EXERCISE>
Check every line of the material below for the string "الله", and return the ones that have it.

** start **

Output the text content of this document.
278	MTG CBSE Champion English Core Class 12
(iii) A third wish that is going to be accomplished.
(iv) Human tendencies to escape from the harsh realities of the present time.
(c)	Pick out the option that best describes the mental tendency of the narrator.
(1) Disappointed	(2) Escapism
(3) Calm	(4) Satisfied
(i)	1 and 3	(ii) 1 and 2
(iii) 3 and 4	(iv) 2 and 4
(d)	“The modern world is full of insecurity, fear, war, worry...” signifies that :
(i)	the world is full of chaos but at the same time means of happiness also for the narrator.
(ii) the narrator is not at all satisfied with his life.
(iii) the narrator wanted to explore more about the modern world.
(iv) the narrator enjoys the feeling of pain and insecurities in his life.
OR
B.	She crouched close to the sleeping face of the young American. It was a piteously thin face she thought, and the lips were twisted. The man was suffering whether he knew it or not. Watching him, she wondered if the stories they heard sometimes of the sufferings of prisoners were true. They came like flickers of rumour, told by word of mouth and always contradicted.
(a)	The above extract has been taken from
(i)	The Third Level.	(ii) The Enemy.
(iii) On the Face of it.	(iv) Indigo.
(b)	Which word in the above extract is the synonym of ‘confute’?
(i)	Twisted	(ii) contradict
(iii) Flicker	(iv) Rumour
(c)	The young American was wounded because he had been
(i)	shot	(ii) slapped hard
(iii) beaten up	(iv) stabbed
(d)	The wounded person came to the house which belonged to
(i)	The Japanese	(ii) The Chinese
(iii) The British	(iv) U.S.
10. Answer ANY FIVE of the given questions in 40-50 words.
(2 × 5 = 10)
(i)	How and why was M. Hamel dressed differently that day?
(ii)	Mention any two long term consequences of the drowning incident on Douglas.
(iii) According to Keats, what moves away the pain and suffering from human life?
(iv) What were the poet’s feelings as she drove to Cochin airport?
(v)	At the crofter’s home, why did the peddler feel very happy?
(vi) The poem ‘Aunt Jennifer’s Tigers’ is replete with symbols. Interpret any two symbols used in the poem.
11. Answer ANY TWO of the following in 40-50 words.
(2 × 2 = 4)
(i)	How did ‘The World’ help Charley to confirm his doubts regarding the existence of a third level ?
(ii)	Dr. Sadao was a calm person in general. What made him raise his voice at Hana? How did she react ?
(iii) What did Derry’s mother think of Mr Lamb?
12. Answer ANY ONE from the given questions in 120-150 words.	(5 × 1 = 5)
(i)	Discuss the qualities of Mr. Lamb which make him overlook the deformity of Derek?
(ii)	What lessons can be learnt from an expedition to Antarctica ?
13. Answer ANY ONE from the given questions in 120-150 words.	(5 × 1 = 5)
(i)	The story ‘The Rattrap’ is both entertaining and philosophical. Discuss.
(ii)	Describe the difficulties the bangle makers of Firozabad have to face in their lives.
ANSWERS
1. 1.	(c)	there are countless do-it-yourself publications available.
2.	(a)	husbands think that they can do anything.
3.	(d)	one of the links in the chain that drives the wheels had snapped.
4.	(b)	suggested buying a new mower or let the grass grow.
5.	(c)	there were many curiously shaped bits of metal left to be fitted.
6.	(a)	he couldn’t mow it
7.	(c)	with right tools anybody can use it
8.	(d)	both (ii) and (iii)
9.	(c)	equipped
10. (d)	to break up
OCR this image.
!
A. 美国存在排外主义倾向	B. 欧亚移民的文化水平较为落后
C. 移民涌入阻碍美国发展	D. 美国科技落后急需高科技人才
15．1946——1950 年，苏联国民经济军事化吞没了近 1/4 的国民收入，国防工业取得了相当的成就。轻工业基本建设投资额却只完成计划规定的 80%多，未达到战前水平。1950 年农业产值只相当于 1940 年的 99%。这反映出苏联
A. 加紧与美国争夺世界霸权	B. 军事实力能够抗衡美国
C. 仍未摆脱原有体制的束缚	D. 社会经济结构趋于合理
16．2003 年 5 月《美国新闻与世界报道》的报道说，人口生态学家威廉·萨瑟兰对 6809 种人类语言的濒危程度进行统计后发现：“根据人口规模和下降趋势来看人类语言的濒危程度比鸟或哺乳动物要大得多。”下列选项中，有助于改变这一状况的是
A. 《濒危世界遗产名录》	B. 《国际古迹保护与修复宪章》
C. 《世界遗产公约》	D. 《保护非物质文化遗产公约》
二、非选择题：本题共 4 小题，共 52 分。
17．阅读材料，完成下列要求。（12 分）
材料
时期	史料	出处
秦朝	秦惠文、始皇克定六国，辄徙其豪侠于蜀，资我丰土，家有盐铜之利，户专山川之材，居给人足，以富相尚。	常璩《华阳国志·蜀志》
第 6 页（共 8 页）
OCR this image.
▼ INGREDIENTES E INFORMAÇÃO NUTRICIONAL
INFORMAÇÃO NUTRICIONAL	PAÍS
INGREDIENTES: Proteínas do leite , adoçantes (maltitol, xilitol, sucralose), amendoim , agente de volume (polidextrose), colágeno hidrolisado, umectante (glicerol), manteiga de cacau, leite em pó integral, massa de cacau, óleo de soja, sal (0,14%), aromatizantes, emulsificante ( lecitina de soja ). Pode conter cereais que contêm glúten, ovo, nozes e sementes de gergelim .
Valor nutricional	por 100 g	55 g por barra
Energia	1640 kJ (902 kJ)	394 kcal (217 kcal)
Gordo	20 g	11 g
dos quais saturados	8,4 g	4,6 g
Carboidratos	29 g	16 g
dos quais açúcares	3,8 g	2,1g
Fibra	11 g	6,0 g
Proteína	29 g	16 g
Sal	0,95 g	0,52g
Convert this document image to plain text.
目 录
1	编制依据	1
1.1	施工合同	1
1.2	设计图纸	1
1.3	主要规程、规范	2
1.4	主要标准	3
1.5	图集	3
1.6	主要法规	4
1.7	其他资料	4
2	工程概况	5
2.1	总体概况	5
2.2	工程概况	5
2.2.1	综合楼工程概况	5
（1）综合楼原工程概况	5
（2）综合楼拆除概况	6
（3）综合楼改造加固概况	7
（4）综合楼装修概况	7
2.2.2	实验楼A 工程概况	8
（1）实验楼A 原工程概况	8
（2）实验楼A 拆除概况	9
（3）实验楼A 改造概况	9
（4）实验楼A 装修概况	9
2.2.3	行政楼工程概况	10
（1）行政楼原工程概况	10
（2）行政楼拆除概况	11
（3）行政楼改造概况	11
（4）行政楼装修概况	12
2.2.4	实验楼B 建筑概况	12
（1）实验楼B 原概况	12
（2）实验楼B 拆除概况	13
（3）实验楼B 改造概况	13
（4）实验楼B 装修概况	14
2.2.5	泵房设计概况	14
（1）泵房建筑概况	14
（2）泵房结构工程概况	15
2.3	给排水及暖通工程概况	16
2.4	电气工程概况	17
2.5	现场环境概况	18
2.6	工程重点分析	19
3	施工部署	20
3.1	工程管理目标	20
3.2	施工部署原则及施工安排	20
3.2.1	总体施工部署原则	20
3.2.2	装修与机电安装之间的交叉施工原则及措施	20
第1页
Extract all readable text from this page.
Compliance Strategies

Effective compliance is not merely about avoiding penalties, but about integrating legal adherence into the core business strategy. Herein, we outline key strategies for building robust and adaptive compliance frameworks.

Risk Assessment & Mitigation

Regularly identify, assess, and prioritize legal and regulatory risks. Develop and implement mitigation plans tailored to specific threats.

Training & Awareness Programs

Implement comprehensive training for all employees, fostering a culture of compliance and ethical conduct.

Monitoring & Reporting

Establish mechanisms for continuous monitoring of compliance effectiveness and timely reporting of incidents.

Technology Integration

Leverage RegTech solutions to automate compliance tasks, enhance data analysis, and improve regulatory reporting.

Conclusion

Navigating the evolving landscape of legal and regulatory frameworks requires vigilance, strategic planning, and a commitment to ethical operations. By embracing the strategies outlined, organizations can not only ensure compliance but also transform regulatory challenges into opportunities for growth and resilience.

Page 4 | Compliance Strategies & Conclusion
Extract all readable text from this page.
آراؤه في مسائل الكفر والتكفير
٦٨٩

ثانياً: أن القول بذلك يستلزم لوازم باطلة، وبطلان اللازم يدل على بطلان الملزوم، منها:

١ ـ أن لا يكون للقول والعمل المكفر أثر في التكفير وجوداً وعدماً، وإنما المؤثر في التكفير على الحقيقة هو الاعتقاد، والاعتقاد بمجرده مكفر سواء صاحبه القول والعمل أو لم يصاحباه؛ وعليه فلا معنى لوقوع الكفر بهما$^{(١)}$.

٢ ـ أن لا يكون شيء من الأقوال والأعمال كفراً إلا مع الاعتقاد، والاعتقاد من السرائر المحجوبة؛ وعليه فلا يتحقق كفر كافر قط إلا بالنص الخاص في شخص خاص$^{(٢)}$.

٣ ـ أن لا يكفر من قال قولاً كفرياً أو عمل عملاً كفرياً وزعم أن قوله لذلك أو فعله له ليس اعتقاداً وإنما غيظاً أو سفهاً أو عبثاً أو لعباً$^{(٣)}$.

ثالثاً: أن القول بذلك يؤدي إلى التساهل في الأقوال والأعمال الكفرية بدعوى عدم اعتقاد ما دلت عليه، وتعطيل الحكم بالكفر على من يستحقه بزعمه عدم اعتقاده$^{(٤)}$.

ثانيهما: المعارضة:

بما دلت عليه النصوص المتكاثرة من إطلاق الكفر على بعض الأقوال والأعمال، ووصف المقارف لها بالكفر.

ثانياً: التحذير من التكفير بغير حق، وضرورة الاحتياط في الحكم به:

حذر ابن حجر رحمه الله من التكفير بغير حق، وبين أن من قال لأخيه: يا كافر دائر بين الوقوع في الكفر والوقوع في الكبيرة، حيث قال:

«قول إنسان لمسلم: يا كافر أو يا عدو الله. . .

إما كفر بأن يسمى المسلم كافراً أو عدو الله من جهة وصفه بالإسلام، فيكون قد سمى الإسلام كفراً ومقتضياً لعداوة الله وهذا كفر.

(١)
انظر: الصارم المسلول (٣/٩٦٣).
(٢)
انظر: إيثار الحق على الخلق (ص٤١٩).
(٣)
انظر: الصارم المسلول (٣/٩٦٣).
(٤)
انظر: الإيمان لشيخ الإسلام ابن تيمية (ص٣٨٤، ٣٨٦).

** end **

SOLUTION FOR THIS PROBLEM>
حذر ابن حجر رحمه الله من التكفير بغير حق، وبين أن من قال لأخيه: يا كافر دائر بين الوقوع في الكفر والوقوع في الكبيرة، حيث قال:
«قول إنسان لمسلم: يا كافر أو يا عدو الله. . .
إما كفر بأن يسمى المسلم كافراً أو عدو الله من جهة وصفه بالإسلام، فيكون قد سمى الإسلام كفراً ومقتضياً لعداوة الله وهذا كفر.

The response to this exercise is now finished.